» Task goal: Look through the records below and collect all lines that hold the string "Island".

» Material for this task:

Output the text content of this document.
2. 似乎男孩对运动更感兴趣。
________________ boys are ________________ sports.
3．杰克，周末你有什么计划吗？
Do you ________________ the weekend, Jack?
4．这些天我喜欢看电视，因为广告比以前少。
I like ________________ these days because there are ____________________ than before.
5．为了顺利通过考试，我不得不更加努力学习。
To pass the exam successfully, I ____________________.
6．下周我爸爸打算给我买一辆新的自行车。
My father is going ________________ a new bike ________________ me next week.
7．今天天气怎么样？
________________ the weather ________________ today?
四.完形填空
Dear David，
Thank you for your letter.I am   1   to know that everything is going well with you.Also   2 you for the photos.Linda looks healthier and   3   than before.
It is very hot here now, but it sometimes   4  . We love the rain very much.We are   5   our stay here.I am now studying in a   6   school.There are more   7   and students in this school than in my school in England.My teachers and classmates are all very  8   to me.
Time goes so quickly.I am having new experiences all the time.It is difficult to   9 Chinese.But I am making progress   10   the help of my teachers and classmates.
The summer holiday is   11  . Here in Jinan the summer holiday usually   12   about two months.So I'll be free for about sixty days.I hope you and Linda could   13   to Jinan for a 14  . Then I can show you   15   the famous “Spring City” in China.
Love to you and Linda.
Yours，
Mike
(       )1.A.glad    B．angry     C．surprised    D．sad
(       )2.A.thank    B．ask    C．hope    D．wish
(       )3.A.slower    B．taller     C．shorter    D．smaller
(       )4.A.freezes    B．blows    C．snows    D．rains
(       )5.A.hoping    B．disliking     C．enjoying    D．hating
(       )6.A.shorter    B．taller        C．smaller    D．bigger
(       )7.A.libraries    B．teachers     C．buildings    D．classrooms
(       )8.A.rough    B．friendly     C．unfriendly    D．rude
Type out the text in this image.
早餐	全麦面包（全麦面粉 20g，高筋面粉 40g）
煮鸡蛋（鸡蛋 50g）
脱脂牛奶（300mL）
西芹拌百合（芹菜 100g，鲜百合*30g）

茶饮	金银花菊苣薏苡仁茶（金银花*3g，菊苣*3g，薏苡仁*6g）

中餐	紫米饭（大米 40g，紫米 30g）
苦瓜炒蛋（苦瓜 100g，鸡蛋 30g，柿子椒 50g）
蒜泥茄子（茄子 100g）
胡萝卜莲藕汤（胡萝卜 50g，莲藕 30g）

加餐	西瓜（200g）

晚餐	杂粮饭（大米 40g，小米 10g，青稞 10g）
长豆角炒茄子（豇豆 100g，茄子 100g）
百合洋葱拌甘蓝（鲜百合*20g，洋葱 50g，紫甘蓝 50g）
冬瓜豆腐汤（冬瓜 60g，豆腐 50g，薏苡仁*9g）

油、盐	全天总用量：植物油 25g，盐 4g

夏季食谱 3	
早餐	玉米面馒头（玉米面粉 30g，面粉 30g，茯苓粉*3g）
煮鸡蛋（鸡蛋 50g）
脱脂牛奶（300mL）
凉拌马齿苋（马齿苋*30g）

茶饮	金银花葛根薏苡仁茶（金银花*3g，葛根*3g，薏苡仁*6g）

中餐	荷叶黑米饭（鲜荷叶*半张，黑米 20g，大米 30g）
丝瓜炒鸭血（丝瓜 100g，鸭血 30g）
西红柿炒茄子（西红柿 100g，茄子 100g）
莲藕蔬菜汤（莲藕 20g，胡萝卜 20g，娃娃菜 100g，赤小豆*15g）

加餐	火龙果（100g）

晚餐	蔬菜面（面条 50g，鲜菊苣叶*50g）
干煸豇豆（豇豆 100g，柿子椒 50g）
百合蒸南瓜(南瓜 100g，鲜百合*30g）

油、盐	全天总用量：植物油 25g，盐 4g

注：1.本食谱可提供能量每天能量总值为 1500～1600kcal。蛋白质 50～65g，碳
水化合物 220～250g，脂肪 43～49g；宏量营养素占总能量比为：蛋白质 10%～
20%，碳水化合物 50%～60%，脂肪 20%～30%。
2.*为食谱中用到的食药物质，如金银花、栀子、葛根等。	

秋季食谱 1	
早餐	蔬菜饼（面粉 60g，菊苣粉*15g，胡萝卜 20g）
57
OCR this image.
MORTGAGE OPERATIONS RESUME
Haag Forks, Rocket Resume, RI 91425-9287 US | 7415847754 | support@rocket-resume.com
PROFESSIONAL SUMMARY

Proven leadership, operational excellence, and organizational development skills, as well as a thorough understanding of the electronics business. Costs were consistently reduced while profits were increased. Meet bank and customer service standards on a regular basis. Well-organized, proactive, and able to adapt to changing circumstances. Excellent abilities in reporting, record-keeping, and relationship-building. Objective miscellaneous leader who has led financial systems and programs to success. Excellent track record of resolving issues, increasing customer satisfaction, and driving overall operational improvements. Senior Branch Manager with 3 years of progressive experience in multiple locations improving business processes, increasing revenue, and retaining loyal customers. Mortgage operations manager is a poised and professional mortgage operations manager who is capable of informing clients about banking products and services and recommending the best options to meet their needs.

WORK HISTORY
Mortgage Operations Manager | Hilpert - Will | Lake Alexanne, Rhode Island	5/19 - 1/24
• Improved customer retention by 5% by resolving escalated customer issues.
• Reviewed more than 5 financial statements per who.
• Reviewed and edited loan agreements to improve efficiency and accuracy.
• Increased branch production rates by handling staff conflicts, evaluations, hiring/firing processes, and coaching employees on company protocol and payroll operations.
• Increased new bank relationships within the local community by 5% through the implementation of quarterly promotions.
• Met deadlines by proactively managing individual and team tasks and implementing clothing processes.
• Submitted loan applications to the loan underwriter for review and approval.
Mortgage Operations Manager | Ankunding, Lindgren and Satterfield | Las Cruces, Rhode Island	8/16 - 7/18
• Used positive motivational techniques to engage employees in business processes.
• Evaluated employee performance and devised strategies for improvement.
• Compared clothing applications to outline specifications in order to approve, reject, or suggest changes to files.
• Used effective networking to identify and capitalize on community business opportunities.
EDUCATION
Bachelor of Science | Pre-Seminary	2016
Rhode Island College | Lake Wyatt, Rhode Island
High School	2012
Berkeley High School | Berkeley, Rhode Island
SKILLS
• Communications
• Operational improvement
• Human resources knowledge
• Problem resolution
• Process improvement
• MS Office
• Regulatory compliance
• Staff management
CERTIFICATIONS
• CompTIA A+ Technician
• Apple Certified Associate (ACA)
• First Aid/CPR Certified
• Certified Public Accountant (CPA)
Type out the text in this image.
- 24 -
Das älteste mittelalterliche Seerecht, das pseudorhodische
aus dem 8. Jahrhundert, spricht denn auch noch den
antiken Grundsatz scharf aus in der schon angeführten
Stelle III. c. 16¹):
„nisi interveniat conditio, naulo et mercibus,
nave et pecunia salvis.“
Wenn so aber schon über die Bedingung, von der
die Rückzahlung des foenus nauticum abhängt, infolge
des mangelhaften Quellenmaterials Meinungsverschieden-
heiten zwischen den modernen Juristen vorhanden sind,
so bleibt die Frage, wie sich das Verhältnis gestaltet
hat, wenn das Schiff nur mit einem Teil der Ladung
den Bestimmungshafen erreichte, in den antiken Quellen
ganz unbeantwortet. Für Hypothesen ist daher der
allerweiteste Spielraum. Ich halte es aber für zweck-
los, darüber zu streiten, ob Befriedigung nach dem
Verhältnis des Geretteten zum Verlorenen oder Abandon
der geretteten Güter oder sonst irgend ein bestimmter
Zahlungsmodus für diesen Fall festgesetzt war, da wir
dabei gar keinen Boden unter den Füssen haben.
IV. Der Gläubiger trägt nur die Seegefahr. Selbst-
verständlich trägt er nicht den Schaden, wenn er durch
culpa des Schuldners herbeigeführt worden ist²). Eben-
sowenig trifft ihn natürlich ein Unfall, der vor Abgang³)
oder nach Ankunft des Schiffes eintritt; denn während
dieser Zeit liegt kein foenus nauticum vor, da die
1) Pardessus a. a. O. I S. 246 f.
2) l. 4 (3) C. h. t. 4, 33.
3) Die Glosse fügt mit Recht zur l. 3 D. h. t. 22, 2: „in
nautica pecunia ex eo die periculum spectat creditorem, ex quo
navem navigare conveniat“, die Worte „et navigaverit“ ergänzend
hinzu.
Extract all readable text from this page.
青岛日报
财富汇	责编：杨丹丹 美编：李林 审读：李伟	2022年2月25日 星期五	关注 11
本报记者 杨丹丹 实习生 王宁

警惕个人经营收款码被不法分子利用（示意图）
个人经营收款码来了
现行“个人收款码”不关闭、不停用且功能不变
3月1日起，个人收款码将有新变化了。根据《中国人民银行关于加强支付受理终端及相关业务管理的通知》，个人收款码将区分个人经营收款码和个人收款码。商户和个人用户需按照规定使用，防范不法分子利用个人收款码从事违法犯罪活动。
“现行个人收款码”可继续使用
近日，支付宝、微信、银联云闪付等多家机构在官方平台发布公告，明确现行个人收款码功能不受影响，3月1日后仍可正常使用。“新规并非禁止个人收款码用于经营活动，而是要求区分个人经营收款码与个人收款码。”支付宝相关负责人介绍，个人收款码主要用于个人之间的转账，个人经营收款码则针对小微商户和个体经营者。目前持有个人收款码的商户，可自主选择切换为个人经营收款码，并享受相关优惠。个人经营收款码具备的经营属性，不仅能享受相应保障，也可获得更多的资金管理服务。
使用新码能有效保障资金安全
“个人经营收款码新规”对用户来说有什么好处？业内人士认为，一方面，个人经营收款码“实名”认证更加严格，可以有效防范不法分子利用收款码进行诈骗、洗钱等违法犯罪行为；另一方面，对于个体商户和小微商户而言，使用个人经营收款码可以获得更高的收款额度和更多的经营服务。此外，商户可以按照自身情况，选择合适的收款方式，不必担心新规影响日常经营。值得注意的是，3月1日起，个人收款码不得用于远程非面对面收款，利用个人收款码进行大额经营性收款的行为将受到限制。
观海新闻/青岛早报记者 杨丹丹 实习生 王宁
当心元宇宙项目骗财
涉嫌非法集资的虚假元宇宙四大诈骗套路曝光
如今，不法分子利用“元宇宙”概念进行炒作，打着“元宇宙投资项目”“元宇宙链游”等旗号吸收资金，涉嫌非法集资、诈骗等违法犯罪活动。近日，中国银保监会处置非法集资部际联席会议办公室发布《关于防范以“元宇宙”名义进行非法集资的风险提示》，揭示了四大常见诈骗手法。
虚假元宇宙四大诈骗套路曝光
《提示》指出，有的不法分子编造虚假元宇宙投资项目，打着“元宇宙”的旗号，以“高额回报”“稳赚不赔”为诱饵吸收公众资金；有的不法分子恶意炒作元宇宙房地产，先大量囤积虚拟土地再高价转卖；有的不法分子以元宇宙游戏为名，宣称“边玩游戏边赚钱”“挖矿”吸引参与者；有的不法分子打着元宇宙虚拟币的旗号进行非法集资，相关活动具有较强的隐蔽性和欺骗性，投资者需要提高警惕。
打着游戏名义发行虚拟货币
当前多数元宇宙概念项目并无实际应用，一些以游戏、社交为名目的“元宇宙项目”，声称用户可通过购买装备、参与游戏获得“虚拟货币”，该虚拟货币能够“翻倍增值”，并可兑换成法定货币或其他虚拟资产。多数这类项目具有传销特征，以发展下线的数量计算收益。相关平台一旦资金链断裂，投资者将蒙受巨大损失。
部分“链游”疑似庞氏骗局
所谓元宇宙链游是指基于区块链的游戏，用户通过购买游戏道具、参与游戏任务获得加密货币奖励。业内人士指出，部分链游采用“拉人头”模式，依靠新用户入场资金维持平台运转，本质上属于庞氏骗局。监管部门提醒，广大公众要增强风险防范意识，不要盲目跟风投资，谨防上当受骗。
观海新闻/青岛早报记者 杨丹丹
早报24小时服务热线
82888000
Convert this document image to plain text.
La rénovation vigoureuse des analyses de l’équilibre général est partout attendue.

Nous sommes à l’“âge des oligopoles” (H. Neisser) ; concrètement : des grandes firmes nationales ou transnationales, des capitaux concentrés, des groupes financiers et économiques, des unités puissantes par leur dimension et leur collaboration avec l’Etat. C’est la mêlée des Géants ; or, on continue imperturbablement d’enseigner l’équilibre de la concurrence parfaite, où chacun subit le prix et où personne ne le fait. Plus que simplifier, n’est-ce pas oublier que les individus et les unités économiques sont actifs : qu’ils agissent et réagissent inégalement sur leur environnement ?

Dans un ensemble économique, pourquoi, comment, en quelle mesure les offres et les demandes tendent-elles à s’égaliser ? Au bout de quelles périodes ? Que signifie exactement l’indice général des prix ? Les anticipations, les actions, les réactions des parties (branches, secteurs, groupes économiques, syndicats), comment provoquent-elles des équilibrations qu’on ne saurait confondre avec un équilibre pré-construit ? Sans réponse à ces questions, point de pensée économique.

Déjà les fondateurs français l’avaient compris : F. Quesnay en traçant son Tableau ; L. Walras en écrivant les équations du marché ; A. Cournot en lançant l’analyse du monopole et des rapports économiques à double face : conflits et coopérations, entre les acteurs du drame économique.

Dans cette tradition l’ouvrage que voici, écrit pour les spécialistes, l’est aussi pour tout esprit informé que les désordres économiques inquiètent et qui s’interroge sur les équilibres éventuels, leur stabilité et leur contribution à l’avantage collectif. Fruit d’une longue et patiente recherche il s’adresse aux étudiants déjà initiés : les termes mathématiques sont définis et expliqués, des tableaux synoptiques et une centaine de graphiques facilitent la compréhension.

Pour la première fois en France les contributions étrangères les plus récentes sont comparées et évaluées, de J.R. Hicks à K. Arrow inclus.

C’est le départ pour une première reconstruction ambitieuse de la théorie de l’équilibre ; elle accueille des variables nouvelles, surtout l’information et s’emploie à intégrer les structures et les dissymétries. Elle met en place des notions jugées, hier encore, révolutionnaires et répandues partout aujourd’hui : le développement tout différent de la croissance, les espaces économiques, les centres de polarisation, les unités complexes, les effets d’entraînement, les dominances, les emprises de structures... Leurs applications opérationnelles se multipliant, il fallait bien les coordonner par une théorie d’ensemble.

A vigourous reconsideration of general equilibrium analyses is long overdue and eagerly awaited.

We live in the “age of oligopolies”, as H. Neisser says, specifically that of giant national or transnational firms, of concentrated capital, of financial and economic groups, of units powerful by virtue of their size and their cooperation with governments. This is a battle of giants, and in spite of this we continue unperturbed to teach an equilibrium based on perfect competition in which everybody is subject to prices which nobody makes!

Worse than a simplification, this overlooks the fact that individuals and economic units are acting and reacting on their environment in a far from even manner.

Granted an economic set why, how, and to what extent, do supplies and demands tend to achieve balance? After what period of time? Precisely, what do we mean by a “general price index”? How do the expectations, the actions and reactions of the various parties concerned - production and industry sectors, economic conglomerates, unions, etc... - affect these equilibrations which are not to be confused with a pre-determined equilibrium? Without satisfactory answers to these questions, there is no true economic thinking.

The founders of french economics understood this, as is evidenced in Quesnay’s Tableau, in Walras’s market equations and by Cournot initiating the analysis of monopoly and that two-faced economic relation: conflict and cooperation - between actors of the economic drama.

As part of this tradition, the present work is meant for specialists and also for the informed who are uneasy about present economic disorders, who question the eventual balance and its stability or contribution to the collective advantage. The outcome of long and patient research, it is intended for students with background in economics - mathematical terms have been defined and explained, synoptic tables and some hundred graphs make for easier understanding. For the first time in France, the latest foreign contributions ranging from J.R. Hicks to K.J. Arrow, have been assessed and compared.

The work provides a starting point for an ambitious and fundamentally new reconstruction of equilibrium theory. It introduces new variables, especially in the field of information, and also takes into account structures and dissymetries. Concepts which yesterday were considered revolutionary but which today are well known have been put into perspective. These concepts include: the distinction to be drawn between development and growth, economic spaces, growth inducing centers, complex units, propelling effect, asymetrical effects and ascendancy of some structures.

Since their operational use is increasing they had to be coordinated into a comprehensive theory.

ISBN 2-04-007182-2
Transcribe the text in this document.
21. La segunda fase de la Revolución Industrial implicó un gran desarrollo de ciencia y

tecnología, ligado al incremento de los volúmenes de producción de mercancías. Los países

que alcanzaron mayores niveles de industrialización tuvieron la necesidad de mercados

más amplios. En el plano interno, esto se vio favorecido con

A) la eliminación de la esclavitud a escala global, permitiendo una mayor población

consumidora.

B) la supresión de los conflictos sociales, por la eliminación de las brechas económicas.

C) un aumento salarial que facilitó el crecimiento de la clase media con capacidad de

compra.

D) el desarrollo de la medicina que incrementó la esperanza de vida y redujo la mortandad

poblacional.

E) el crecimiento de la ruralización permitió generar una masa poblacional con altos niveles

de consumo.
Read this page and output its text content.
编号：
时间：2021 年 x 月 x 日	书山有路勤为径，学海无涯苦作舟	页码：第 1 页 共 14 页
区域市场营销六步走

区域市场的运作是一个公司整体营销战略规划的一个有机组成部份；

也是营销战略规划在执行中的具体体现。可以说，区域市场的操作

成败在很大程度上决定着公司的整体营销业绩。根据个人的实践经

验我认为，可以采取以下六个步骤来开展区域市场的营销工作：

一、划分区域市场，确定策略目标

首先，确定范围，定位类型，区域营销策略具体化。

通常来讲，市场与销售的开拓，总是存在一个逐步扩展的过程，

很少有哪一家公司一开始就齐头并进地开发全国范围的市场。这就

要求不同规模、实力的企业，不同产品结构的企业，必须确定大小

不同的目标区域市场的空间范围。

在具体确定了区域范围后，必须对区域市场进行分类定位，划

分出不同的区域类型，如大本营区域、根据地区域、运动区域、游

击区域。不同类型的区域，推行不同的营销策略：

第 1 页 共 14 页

» The reply:
Mortgage Operations Manager | Hilpert - Will | Lake Alexanne, Rhode Island	5/19 - 1/24
Mortgage Operations Manager | Ankunding, Lindgren and Satterfield | Las Cruces, Rhode Island	8/16 - 7/18
Rhode Island College | Lake Wyatt, Rhode Island
Berkeley High School | Berkeley, Rhode Island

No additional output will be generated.